┌─ THE INPUT
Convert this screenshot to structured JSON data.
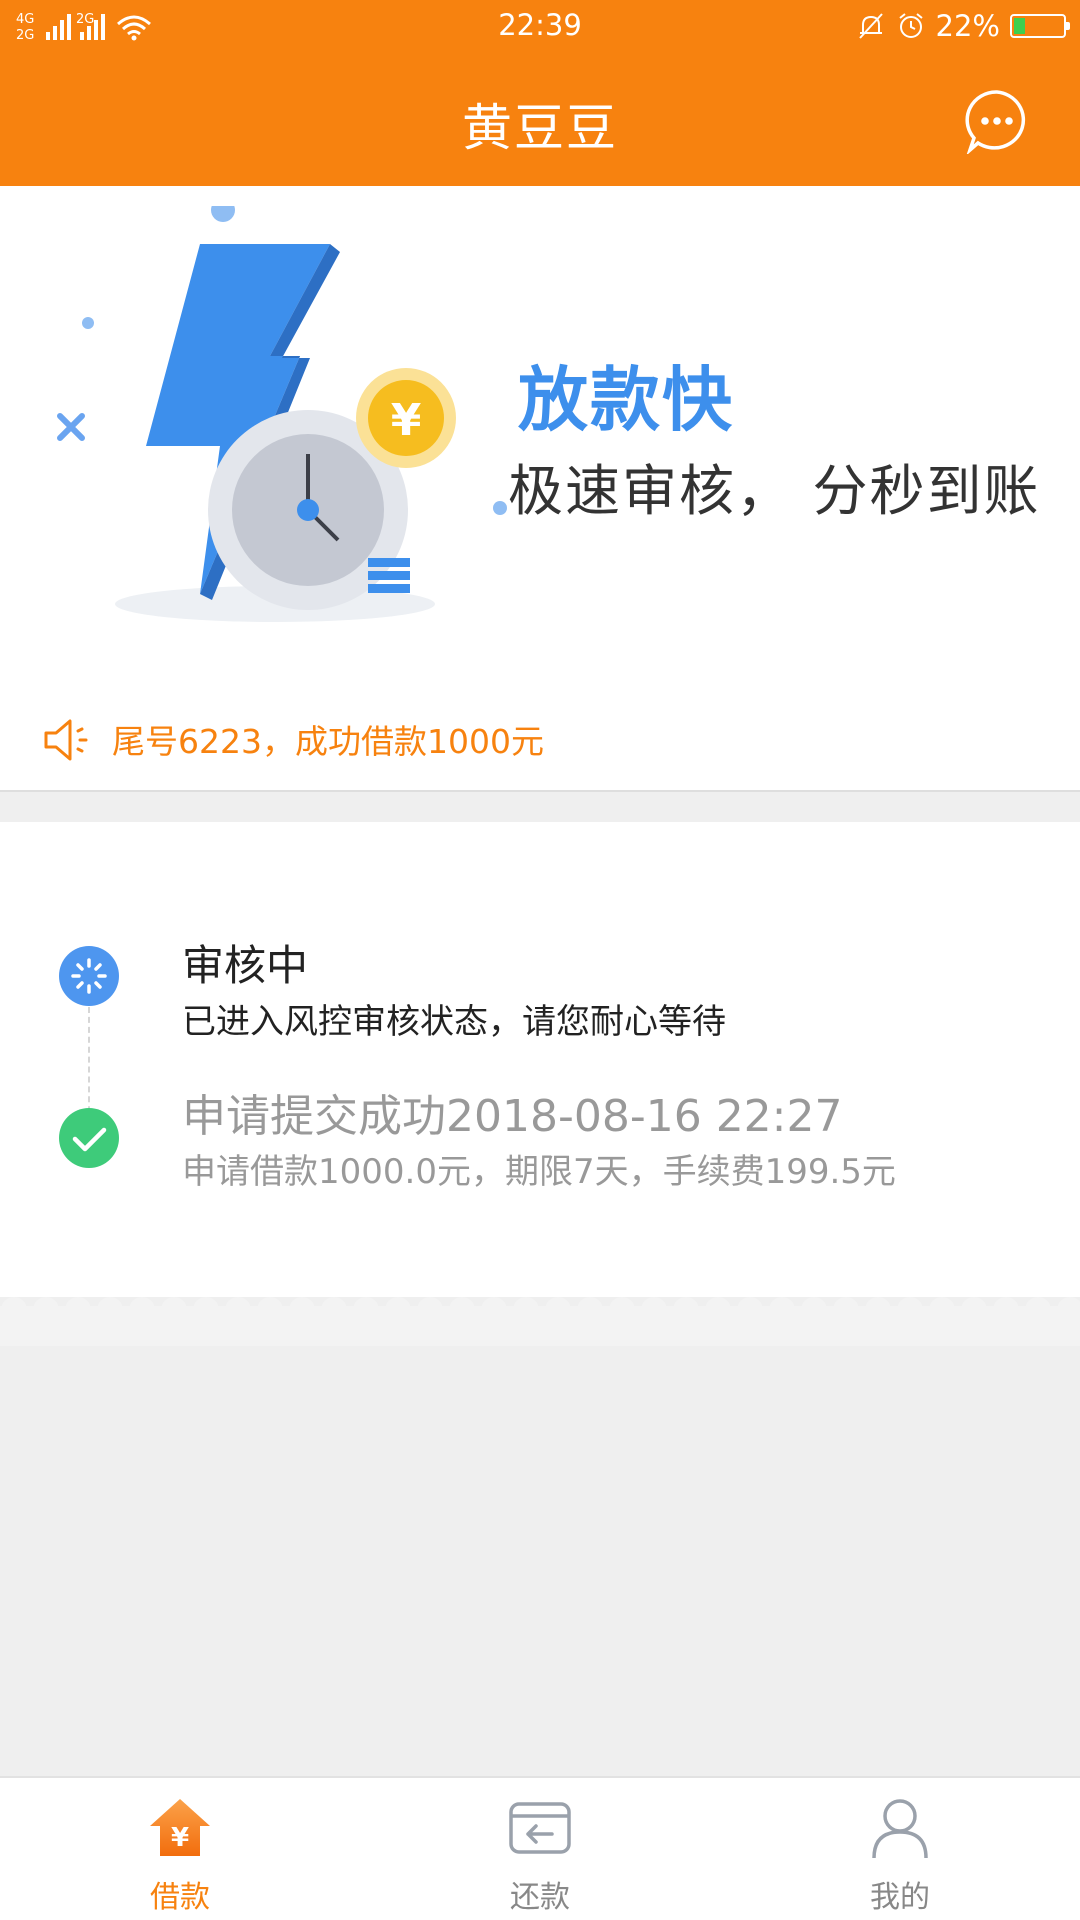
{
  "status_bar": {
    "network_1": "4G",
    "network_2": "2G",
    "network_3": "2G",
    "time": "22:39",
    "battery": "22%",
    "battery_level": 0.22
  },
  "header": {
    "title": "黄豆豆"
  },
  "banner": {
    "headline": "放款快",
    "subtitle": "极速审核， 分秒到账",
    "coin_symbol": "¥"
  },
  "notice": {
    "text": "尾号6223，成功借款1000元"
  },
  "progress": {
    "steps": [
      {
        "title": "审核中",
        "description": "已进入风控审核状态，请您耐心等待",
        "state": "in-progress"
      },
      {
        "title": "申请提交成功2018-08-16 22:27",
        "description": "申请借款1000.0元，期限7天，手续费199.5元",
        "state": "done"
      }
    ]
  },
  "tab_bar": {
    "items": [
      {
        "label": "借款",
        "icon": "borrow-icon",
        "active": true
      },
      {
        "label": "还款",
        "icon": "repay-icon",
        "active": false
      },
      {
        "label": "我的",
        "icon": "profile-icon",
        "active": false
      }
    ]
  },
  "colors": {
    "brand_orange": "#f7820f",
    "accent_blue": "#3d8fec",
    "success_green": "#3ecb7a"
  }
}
└─
● **WHAT TO PRODUCE**
Quote the preceding records in their entirety, excluding every picture.

● **CORRECT ANSWER**
Convert this screenshot to structured JSON data.
{
  "status_bar": {
    "network_1": "4G",
    "network_2": "2G",
    "network_3": "2G",
    "time": "22:39",
    "battery": "22%",
    "battery_level": 0.22
  },
  "header": {
    "title": "黄豆豆"
  },
  "banner": {
    "headline": "放款快",
    "subtitle": "极速审核， 分秒到账",
    "coin_symbol": "¥"
  },
  "notice": {
    "text": "尾号6223，成功借款1000元"
  },
  "progress": {
    "steps": [
      {
        "title": "审核中",
        "description": "已进入风控审核状态，请您耐心等待",
        "state": "in-progress"
      },
      {
        "title": "申请提交成功2018-08-16 22:27",
        "description": "申请借款1000.0元，期限7天，手续费199.5元",
        "state": "done"
      }
    ]
  },
  "tab_bar": {
    "items": [
      {
        "label": "借款",
        "icon": "borrow-icon",
        "active": true
      },
      {
        "label": "还款",
        "icon": "repay-icon",
        "active": false
      },
      {
        "label": "我的",
        "icon": "profile-icon",
        "active": false
      }
    ]
  },
  "colors": {
    "brand_orange": "#f7820f",
    "accent_blue": "#3d8fec",
    "success_green": "#3ecb7a"
  }
}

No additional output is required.